Transcribe the stretch of the article on Broadway United Methodist Church from "The church has" through "Girl Scouts packing." word for word.

◆ EXCERPT TO READ
····················
The Rev. Mike Mather walks with the youth at Broadway United Methodist Church in Indianapolis.
The church has closed many of its traditional helping ministries and created new ways to connect and support the community surrounding it.
For an idea of how Broadway United Methodist Church is turning the model of the urban church inside out, look for a moment at its food pantry, clothing ministry and after-school program.
They’ve been killed off.
In many cases, they were buried with honors. But those ministries, staples of the urban church, are all gone from Broadway. Kaput.
Broadway’s summer youth program, which at one point served 250 children a day — bringing them in for Girl Scouts and basketball, away from the violence and drugs of Broadway’s neighborhood — is gone, too. Broadway let the air out of the basketballs. Sent the Girl Scouts packing.
Then peek into the comfortably cluttered office of the Rev. Mike Mather, who is prone to putting his feet on his desk and leaning so far back in his swivel chair that you expect him to go flying at any moment.
Watch him, inverted like this, until he suddenly gets animated, drops his feet to the floor, leans over, elbows on knees, and shares this: “One of the things we literally say around here is, ‘Stop helping people.’”
He is serious. Mather has given years of thought to this, and he’s as sure about it as anything he learned in seminary.
Broadway UMC’s leaders have changed the way they view their neighbors — as people with gifts, not just needs. In what ways does this view reframe the conversation? What difference does reframing the relationship make in the outcomes achieved?
“The church, and me in particular,” Mather said, “has done a lot of work where we have treated the people around us as if, at worst, they are a different species and, at best, as if they are people to be pitied and helped by us.”
With that in mind, Broadway has — for more than a decade now — been reorienting itself. Rather than a bestower of blessings, the church is aiming to be something more humble.
“The church decided its call was to be good neighbors. And that we should listen and see people as children of God,” said De’Amon Harges, a church member who sees Broadway’s transformation in terms not unlike Christ’s death, burial and resurrection.
Rejecting charity
In 2004, Mather hired Harges to be Broadway’s first “roving listener,” a position that is exactly what it sounds like. Harges’ job was to rove the neighborhood, block by block at first, spending time with the neighbors, not to gauge their needs but to understand what talents lay there.
“I was curious about what was good in people, and that was what I was going to find out,” he said.
De’Amon Harges, Broadway’s “roving listener,” listens to Sheila Arnold as she talks about helping youth with her organization, Cornerstone City Mission. They have gathered with others to share a meal and discuss entrepreneurship. These meals are one way that Broadway members and people living in the neighborhood around the church connect and work together.
Harges wound up spending hours sitting on people’s porches and hovering near them as they worked in their backyard gardens. He began listening for hints about their gifts.
“I started paying attention” he said, “to what they really cared about.”
····················
◆ INFORMATION SUPPLIED

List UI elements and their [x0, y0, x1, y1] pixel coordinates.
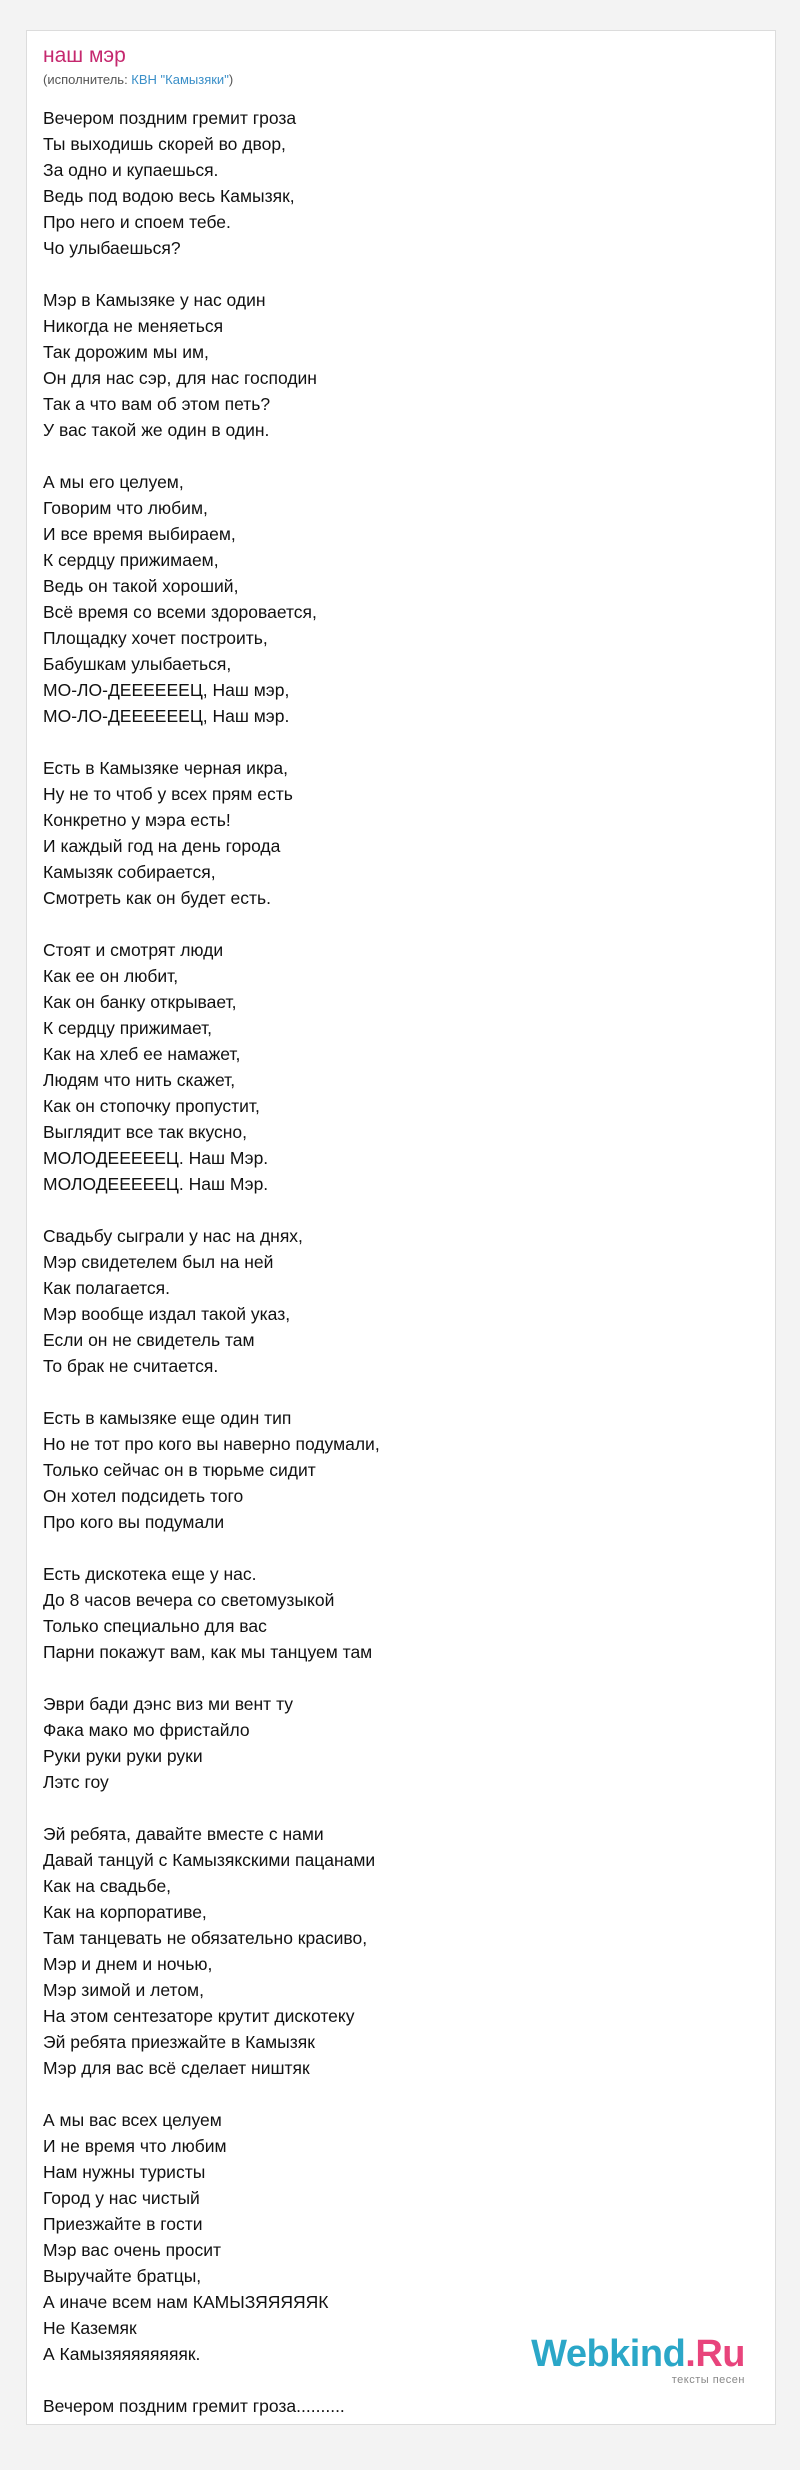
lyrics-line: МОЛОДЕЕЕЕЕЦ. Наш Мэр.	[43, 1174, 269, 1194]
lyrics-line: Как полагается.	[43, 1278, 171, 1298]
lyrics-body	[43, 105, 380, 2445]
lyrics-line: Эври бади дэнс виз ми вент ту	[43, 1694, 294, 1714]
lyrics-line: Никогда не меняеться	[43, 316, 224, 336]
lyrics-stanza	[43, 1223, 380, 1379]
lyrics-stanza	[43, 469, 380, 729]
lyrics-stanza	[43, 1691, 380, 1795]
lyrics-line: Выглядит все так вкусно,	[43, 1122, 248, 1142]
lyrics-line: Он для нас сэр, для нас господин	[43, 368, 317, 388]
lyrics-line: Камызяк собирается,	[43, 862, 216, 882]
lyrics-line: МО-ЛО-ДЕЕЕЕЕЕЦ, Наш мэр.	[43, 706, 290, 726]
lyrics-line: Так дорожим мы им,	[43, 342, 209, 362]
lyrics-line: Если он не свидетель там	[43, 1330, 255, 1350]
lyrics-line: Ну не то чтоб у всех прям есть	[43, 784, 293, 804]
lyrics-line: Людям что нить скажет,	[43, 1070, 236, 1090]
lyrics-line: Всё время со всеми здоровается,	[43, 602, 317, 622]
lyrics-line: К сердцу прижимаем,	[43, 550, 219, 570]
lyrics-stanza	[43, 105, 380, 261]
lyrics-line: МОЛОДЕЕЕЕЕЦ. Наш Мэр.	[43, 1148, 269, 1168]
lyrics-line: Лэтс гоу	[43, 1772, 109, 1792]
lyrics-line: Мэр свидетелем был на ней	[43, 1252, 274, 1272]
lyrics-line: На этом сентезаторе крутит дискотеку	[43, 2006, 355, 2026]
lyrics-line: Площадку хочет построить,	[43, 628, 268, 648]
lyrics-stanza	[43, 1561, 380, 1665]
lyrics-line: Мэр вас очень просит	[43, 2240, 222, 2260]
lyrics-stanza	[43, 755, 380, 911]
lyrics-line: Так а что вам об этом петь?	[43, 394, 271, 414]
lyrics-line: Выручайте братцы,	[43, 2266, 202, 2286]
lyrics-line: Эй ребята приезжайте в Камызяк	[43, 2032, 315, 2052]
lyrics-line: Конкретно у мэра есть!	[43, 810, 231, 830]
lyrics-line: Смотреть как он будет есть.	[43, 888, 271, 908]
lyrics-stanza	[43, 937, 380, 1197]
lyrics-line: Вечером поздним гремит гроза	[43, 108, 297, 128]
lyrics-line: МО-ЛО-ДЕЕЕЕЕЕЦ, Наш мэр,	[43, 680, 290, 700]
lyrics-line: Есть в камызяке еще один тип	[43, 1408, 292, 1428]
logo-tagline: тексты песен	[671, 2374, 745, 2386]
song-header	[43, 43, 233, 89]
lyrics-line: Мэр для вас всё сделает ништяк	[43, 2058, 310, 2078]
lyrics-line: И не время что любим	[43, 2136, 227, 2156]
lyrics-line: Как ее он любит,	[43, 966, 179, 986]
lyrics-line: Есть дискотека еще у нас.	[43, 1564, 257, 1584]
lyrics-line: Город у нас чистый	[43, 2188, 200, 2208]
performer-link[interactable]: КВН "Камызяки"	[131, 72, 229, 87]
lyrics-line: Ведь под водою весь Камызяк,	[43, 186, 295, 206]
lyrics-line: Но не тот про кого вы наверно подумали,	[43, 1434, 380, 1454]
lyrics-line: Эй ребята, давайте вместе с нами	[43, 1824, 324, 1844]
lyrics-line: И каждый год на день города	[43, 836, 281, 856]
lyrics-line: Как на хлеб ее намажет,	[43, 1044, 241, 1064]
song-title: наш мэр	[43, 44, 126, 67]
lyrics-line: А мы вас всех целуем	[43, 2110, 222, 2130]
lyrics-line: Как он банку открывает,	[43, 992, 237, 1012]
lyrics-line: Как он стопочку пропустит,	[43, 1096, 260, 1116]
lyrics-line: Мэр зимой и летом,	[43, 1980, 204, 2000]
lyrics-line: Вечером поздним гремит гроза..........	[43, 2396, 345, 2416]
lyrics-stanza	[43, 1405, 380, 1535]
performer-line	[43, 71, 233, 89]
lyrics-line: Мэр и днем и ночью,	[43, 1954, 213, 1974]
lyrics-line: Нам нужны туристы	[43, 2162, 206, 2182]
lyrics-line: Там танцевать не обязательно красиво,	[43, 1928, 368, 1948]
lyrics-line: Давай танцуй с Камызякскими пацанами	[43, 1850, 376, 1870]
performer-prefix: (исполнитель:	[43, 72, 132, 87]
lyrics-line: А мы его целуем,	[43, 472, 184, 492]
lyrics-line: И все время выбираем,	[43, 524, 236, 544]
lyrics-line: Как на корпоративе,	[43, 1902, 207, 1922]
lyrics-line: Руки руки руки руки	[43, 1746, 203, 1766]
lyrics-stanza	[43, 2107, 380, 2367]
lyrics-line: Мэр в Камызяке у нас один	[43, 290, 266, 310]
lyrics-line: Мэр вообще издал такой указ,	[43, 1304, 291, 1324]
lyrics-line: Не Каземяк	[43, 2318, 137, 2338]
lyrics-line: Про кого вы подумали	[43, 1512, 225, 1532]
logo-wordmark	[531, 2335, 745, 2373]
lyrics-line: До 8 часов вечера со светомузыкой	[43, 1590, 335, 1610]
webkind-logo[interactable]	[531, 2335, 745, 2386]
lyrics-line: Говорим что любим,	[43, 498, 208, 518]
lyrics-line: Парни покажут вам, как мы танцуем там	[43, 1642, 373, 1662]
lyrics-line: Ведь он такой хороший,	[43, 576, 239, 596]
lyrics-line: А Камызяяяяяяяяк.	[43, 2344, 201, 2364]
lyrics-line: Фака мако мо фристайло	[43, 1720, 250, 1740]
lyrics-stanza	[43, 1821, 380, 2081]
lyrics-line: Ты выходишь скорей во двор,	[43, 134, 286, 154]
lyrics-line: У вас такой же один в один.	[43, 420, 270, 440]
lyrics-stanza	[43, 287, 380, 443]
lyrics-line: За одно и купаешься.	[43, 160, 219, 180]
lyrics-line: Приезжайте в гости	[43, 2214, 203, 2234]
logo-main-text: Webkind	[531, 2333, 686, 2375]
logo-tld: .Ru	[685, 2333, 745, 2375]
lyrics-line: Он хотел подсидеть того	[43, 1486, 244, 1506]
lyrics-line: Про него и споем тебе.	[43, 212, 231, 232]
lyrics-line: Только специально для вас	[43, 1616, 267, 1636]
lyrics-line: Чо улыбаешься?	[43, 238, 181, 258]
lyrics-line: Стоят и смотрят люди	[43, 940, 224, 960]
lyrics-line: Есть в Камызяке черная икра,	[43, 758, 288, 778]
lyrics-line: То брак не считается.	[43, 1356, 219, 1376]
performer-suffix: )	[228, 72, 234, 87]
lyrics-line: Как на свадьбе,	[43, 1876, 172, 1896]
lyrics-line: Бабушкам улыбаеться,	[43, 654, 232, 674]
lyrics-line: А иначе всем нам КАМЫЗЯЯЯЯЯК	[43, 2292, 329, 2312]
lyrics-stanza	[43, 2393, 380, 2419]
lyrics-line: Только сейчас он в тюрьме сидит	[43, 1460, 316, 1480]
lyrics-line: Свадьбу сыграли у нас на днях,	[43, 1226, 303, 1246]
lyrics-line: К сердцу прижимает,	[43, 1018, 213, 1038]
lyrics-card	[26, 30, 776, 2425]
····················
◆ OUTPUT OF THE EXERCISE
The church has closed many of its traditional helping ministries and created new ways to connect and support the community surrounding it.
For an idea of how Broadway United Methodist Church is turning the model of the urban church inside out, look for a moment at its food pantry, clothing ministry and after-school program.
They’ve been killed off.
In many cases, they were buried with honors. But those ministries, staples of the urban church, are all gone from Broadway. Kaput.
Broadway’s summer youth program, which at one point served 250 children a day — bringing them in for Girl Scouts and basketball, away from the violence and drugs of Broadway’s neighborhood — is gone, too. Broadway let the air out of the basketballs. Sent the Girl Scouts packing.